(Box coordinate listings)
****************************************

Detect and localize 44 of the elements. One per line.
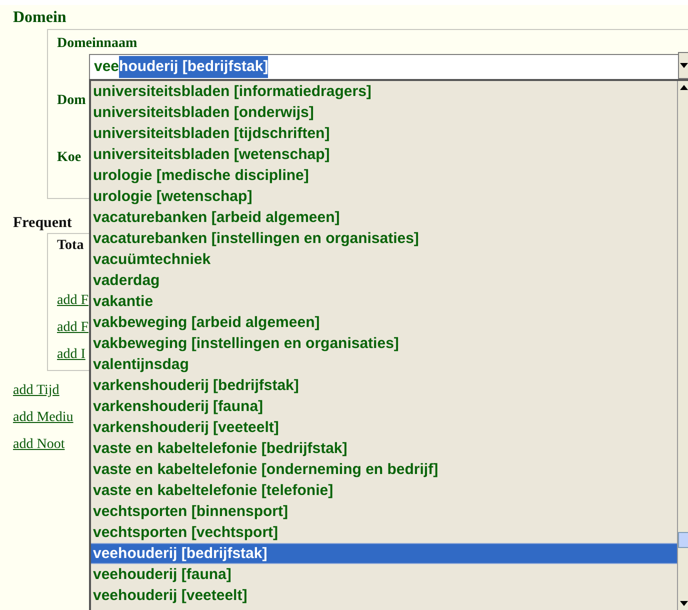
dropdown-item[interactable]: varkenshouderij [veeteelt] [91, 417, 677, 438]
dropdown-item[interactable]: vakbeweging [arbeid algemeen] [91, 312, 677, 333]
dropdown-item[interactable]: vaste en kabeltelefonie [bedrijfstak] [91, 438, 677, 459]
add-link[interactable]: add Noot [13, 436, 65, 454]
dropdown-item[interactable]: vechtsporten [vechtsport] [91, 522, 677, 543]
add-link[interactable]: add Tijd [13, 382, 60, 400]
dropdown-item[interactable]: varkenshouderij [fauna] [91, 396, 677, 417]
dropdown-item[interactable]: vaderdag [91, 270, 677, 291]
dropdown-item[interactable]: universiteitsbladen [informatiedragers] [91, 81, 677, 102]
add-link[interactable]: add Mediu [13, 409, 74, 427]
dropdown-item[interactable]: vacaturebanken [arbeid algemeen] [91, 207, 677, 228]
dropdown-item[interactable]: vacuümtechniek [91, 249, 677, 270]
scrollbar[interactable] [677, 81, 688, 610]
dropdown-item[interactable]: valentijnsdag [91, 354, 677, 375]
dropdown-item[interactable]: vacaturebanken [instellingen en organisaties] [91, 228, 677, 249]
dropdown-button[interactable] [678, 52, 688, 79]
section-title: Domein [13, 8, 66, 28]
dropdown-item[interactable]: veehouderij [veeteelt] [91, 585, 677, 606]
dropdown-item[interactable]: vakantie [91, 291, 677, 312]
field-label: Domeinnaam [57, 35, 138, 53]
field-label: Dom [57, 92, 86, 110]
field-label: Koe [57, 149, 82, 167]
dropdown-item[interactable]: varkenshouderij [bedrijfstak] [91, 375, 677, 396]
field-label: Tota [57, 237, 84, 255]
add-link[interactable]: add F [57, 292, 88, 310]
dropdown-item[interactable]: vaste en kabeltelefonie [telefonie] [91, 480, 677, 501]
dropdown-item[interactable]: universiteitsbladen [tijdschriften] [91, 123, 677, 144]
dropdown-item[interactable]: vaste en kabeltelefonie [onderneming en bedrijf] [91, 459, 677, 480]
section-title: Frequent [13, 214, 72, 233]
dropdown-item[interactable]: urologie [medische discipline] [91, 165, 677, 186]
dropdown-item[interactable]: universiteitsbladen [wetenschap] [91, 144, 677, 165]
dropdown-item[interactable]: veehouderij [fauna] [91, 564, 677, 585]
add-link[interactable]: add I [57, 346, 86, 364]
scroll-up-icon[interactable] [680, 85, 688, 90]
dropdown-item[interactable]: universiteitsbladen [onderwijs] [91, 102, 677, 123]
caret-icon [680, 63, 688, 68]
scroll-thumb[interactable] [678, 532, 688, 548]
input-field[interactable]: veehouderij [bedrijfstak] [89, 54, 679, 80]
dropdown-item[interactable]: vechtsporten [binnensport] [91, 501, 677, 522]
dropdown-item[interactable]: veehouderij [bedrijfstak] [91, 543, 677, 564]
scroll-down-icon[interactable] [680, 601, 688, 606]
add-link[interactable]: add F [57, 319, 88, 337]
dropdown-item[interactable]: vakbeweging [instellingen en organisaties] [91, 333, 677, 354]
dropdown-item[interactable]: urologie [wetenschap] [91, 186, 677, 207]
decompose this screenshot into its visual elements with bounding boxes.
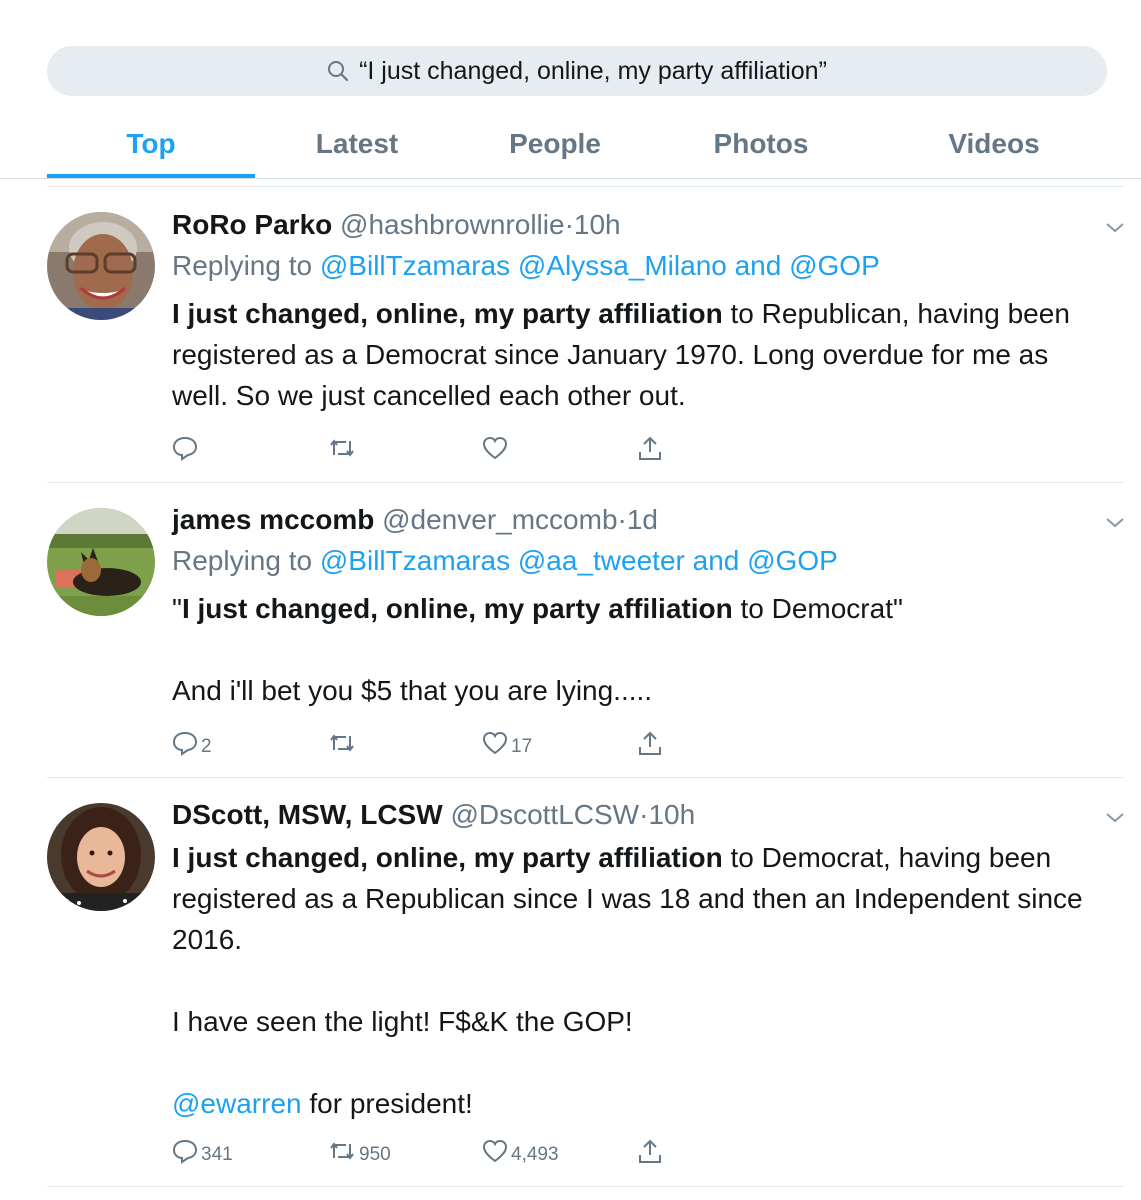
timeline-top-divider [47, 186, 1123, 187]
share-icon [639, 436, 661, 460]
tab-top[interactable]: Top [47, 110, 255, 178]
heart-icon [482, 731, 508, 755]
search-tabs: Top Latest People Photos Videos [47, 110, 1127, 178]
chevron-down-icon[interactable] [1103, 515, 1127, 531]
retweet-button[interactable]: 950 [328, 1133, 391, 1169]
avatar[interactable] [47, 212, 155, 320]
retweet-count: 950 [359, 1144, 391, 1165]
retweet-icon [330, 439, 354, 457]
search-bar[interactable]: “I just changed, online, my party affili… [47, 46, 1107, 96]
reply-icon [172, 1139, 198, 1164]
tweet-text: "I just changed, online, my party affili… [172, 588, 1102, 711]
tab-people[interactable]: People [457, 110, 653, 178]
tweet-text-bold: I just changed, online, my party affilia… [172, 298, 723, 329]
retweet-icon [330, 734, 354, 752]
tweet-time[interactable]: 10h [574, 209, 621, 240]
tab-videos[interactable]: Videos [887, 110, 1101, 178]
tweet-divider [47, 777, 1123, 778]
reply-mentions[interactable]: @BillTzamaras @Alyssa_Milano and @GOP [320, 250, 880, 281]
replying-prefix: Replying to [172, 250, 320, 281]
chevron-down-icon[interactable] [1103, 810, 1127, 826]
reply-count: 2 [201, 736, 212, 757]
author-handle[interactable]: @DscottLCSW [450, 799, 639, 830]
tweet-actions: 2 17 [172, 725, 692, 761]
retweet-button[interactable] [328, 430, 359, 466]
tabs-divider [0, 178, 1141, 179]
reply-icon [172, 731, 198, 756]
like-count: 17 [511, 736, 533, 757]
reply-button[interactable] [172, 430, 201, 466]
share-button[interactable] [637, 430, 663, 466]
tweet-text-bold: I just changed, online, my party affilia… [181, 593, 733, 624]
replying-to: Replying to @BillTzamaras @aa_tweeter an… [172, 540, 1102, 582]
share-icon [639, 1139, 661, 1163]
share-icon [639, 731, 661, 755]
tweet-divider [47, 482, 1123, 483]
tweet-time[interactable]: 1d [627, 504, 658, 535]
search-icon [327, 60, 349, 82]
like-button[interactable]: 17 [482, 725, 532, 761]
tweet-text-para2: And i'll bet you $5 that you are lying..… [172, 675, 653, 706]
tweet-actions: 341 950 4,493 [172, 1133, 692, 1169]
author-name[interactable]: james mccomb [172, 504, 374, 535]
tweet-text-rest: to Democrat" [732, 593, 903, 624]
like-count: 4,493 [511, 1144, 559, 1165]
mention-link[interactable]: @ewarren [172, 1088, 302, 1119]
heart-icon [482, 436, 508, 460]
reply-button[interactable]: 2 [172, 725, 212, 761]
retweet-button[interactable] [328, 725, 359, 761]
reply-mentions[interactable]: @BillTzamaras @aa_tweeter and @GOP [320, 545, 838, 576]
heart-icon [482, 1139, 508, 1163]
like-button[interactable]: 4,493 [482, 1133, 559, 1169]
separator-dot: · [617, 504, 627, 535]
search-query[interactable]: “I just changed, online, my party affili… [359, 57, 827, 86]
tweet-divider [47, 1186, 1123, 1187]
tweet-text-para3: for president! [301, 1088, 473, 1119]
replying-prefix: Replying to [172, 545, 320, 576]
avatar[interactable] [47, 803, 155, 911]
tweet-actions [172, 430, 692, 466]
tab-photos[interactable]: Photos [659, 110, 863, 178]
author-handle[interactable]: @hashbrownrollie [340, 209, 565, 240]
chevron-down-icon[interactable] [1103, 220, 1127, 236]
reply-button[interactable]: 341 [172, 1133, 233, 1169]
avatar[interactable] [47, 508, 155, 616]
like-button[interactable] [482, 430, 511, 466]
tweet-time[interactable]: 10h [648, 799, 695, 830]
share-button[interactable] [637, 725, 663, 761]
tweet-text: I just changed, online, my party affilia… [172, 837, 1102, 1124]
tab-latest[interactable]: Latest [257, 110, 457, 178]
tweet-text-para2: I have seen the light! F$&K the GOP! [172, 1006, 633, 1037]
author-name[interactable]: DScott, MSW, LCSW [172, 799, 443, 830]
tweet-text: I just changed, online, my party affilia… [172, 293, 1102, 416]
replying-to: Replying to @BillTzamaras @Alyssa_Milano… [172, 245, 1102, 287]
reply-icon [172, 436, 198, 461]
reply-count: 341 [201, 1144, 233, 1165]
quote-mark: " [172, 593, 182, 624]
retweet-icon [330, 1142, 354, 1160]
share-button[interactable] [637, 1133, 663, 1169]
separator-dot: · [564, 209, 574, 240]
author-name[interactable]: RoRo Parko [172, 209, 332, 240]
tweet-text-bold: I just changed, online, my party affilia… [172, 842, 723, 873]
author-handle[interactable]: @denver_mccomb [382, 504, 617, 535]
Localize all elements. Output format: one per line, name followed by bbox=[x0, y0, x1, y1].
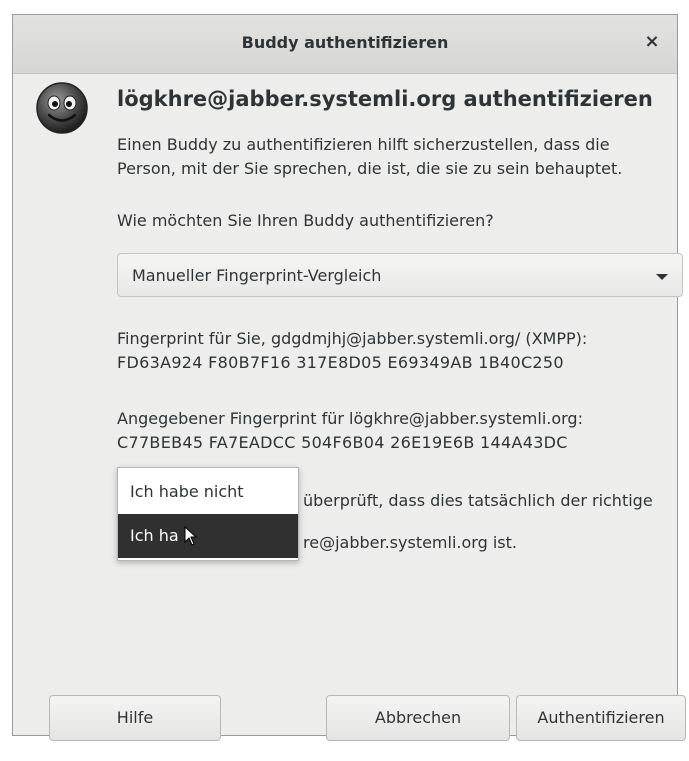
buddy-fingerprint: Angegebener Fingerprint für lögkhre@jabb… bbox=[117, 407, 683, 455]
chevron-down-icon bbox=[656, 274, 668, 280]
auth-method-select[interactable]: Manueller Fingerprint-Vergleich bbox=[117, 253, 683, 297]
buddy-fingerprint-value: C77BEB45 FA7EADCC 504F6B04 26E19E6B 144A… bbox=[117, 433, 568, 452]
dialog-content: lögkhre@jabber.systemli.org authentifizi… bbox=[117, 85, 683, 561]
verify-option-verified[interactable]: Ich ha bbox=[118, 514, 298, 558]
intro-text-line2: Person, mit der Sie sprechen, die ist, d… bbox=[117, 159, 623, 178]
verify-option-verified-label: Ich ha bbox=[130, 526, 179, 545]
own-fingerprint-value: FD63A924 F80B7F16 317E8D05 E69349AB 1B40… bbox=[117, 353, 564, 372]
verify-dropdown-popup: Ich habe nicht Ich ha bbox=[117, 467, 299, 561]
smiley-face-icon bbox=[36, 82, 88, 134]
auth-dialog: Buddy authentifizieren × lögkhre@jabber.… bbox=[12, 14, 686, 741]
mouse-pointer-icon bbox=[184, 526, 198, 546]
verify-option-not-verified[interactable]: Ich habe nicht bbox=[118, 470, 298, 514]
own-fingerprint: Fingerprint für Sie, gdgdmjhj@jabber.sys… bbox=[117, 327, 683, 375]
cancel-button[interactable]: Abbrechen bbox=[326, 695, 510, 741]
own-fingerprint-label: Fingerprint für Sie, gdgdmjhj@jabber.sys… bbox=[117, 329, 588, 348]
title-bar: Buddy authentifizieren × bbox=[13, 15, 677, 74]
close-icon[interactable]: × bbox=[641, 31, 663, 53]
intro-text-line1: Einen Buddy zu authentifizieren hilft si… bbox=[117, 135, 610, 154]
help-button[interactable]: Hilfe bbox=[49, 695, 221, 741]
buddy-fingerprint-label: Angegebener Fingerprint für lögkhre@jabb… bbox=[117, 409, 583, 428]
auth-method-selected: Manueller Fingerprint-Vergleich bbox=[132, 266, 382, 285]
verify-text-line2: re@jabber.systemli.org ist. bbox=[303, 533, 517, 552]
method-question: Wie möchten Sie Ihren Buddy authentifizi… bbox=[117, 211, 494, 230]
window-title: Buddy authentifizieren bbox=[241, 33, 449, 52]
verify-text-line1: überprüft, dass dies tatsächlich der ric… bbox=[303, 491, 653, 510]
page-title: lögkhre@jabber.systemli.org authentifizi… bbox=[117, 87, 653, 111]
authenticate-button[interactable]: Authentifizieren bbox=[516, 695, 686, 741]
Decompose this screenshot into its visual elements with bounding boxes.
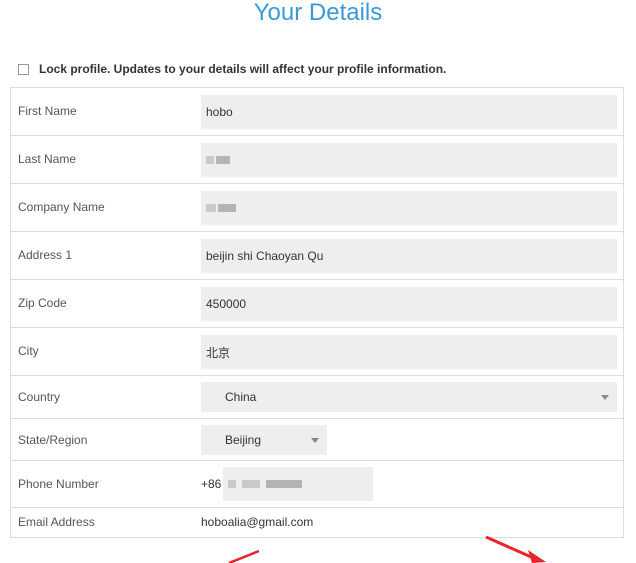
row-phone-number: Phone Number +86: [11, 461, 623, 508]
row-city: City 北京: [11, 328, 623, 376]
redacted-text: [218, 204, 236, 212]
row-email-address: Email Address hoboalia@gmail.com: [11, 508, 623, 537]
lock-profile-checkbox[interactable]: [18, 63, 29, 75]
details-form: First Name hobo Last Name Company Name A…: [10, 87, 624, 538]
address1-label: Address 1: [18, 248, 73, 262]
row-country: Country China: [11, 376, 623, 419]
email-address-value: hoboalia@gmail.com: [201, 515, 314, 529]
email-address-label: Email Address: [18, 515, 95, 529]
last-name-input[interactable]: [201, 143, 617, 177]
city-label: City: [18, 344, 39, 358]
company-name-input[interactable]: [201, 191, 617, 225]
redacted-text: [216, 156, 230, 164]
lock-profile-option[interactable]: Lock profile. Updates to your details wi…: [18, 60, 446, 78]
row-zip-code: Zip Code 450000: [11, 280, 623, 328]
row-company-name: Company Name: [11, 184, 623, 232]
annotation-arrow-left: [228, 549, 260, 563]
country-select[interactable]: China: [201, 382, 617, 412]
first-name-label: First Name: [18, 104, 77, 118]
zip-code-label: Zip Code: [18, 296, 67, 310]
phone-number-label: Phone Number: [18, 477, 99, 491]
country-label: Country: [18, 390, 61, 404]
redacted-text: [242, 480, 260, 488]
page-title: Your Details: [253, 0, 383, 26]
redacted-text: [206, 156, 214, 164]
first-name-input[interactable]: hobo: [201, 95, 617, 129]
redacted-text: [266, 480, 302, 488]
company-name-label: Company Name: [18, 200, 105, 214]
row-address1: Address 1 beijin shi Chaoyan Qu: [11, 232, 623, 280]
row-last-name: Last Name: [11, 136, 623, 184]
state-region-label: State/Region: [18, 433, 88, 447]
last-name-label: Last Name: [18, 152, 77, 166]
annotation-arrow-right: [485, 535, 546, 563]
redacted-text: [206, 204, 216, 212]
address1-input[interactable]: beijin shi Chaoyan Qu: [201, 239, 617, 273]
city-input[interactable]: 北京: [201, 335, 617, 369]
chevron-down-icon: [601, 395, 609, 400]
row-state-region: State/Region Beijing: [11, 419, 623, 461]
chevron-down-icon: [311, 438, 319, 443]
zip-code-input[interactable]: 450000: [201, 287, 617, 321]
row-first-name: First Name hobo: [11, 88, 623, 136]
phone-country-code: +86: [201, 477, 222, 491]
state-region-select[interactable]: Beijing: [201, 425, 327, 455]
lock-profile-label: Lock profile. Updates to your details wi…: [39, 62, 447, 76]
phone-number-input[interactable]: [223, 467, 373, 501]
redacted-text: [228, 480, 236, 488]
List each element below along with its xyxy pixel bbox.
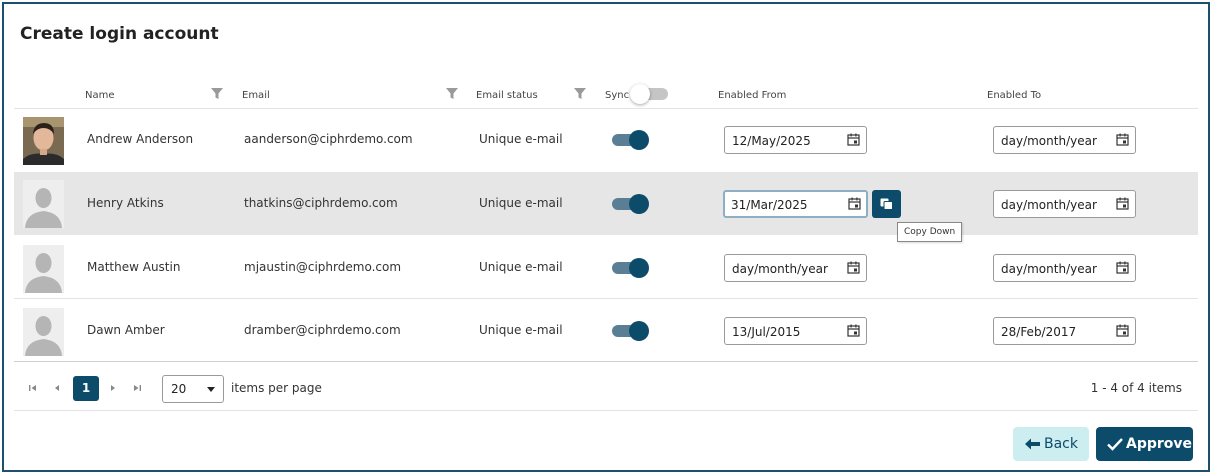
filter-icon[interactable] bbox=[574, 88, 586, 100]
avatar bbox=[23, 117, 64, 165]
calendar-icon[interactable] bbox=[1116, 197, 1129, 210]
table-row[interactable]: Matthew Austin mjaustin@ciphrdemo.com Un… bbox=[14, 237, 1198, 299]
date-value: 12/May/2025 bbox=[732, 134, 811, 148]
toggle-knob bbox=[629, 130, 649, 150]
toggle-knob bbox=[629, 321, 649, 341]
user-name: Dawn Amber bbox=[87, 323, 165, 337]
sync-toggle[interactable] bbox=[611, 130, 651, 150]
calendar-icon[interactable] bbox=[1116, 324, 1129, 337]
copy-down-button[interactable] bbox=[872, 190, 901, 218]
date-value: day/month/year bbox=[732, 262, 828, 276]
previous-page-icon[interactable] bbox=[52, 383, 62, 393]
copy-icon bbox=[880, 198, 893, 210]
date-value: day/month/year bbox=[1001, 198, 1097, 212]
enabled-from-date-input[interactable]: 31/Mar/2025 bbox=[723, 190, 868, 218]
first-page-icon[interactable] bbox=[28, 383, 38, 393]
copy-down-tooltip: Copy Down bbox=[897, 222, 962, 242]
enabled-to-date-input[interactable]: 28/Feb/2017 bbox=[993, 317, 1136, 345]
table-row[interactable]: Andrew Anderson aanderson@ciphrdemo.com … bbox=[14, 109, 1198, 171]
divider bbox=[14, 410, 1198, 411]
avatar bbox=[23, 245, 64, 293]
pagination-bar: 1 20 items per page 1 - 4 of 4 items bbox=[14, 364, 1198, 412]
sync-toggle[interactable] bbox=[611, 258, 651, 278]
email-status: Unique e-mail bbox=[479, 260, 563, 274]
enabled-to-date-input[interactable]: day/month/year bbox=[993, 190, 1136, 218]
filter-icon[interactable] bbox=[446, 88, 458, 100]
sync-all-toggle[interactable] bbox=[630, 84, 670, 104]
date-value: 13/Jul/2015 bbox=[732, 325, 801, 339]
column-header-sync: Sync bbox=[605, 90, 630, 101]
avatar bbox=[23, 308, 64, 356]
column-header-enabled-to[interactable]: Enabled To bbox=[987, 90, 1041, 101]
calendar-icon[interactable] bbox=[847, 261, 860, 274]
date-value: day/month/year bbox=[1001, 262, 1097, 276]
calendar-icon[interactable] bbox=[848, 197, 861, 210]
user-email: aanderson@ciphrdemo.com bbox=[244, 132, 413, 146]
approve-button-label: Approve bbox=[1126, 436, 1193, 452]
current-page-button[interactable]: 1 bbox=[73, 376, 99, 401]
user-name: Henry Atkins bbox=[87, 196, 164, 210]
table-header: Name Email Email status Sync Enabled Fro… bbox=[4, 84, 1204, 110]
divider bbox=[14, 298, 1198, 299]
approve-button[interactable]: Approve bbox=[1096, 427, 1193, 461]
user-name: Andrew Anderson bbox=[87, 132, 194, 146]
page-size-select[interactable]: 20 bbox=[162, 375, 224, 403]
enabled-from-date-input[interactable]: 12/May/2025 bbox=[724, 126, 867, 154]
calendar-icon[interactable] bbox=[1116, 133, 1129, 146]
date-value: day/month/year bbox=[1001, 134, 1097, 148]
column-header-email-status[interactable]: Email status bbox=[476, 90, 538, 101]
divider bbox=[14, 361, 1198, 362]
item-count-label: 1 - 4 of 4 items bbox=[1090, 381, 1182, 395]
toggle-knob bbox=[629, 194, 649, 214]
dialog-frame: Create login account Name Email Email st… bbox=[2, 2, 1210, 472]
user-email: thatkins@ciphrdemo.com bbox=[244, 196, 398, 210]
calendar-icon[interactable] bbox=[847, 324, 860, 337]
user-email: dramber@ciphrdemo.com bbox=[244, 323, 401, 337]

****************************************

## [WHAT TO PRODUCE]
Retype the entry lines from the line with "row-phone-number: Phone Number" to the line with "phone-number-label: Phone Number: [18, 477, 99, 491]", both included.

## [THE ANSWER]
row-phone-number: Phone Number +86: [11, 461, 623, 508]
row-city: City 北京: [11, 328, 623, 376]
redacted-text: [218, 204, 236, 212]
row-email-address: Email Address hoboalia@gmail.com: [11, 508, 623, 537]
lock-profile-checkbox[interactable]: [18, 63, 29, 75]
details-form: First Name hobo Last Name Company Name A…: [10, 87, 624, 538]
address1-label: Address 1: [18, 248, 73, 262]
row-country: Country China: [11, 376, 623, 419]
email-address-value: hoboalia@gmail.com: [201, 515, 314, 529]
email-address-label: Email Address: [18, 515, 95, 529]
last-name-input[interactable]: [201, 143, 617, 177]
city-label: City: [18, 344, 39, 358]
company-name-input[interactable]: [201, 191, 617, 225]
redacted-text: [216, 156, 230, 164]
lock-profile-option[interactable]: Lock profile. Updates to your details wi…: [18, 60, 446, 78]
row-zip-code: Zip Code 450000: [11, 280, 623, 328]
row-company-name: Company Name: [11, 184, 623, 232]
annotation-arrow-left: [228, 549, 260, 563]
country-select[interactable]: China: [201, 382, 617, 412]
first-name-label: First Name: [18, 104, 77, 118]
zip-code-label: Zip Code: [18, 296, 67, 310]
phone-number-label: Phone Number: [18, 477, 99, 491]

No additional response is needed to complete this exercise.